Directive — Set out every line of the data below as a numbered list, leaving out any blank lines.

(Entries from a dataset)
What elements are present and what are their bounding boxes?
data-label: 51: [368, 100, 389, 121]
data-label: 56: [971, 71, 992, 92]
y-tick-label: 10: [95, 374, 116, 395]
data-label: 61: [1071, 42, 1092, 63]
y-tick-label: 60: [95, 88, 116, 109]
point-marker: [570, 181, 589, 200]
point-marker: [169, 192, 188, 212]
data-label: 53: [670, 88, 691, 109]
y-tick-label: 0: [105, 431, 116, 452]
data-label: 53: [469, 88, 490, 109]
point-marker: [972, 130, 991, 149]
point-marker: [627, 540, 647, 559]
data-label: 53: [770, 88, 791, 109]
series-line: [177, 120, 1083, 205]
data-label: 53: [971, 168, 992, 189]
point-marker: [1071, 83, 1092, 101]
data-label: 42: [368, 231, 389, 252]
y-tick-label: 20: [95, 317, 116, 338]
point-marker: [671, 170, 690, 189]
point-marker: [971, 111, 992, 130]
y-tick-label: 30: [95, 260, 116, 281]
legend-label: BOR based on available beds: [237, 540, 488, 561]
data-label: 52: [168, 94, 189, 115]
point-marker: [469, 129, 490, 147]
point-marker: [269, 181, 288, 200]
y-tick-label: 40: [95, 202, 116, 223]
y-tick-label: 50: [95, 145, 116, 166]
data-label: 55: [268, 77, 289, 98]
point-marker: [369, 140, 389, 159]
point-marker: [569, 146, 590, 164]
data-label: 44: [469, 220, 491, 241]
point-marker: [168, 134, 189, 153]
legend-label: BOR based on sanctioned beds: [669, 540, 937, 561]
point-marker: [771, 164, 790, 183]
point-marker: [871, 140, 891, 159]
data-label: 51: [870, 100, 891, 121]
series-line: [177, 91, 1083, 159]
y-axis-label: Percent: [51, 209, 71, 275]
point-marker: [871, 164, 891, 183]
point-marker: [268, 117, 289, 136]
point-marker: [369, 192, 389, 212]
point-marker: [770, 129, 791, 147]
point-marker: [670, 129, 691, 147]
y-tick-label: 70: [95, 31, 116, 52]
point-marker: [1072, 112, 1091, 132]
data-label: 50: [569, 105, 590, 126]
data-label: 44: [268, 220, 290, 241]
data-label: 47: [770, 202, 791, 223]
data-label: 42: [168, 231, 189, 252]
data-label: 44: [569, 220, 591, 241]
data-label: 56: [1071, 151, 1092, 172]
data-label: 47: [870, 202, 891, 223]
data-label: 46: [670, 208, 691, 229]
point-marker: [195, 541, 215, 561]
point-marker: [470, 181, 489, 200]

Answer to this task —
1. What elements are present and what are their bounding boxes?
2. data-label: 51: [368, 100, 389, 121]
3. data-label: 56: [971, 71, 992, 92]
4. y-tick-label: 10: [95, 374, 116, 395]
5. data-label: 61: [1071, 42, 1092, 63]
6. y-tick-label: 60: [95, 88, 116, 109]
7. point-marker: [570, 181, 589, 200]
8. point-marker: [169, 192, 188, 212]
9. data-label: 53: [670, 88, 691, 109]
10. y-tick-label: 0: [105, 431, 116, 452]
11. data-label: 53: [469, 88, 490, 109]
12. point-marker: [972, 130, 991, 149]
13. point-marker: [627, 540, 647, 559]
14. data-label: 53: [770, 88, 791, 109]
15. series-line: [177, 120, 1083, 205]
16. data-label: 53: [971, 168, 992, 189]
17. point-marker: [1071, 83, 1092, 101]
18. data-label: 42: [368, 231, 389, 252]
19. y-tick-label: 20: [95, 317, 116, 338]
20. point-marker: [671, 170, 690, 189]
21. point-marker: [971, 111, 992, 130]
22. y-tick-label: 30: [95, 260, 116, 281]
23. legend-label: BOR based on available beds: [237, 540, 488, 561]
24. data-label: 52: [168, 94, 189, 115]
25. point-marker: [469, 129, 490, 147]
26. point-marker: [269, 181, 288, 200]
27. y-tick-label: 40: [95, 202, 116, 223]
28. y-tick-label: 50: [95, 145, 116, 166]
29. data-label: 55: [268, 77, 289, 98]
30. point-marker: [369, 140, 389, 159]
31. point-marker: [569, 146, 590, 164]
32. data-label: 44: [469, 220, 491, 241]
33. point-marker: [168, 134, 189, 153]
34. legend-label: BOR based on sanctioned beds: [669, 540, 937, 561]
35. point-marker: [771, 164, 790, 183]
36. point-marker: [871, 140, 891, 159]
37. data-label: 51: [870, 100, 891, 121]
38. series-line: [177, 91, 1083, 159]
39. y-axis-label: Percent: [51, 209, 71, 275]
40. point-marker: [871, 164, 891, 183]
41. point-marker: [268, 117, 289, 136]
42. point-marker: [369, 192, 389, 212]
43. point-marker: [770, 129, 791, 147]
44. point-marker: [670, 129, 691, 147]
45. y-tick-label: 70: [95, 31, 116, 52]
46. point-marker: [1072, 112, 1091, 132]
47. data-label: 50: [569, 105, 590, 126]
48. data-label: 44: [268, 220, 290, 241]
49. data-label: 47: [770, 202, 791, 223]
50. data-label: 42: [168, 231, 189, 252]
51. data-label: 44: [569, 220, 591, 241]
52. data-label: 56: [1071, 151, 1092, 172]
53. data-label: 47: [870, 202, 891, 223]
54. data-label: 46: [670, 208, 691, 229]
55. point-marker: [195, 541, 215, 561]
56. point-marker: [470, 181, 489, 200]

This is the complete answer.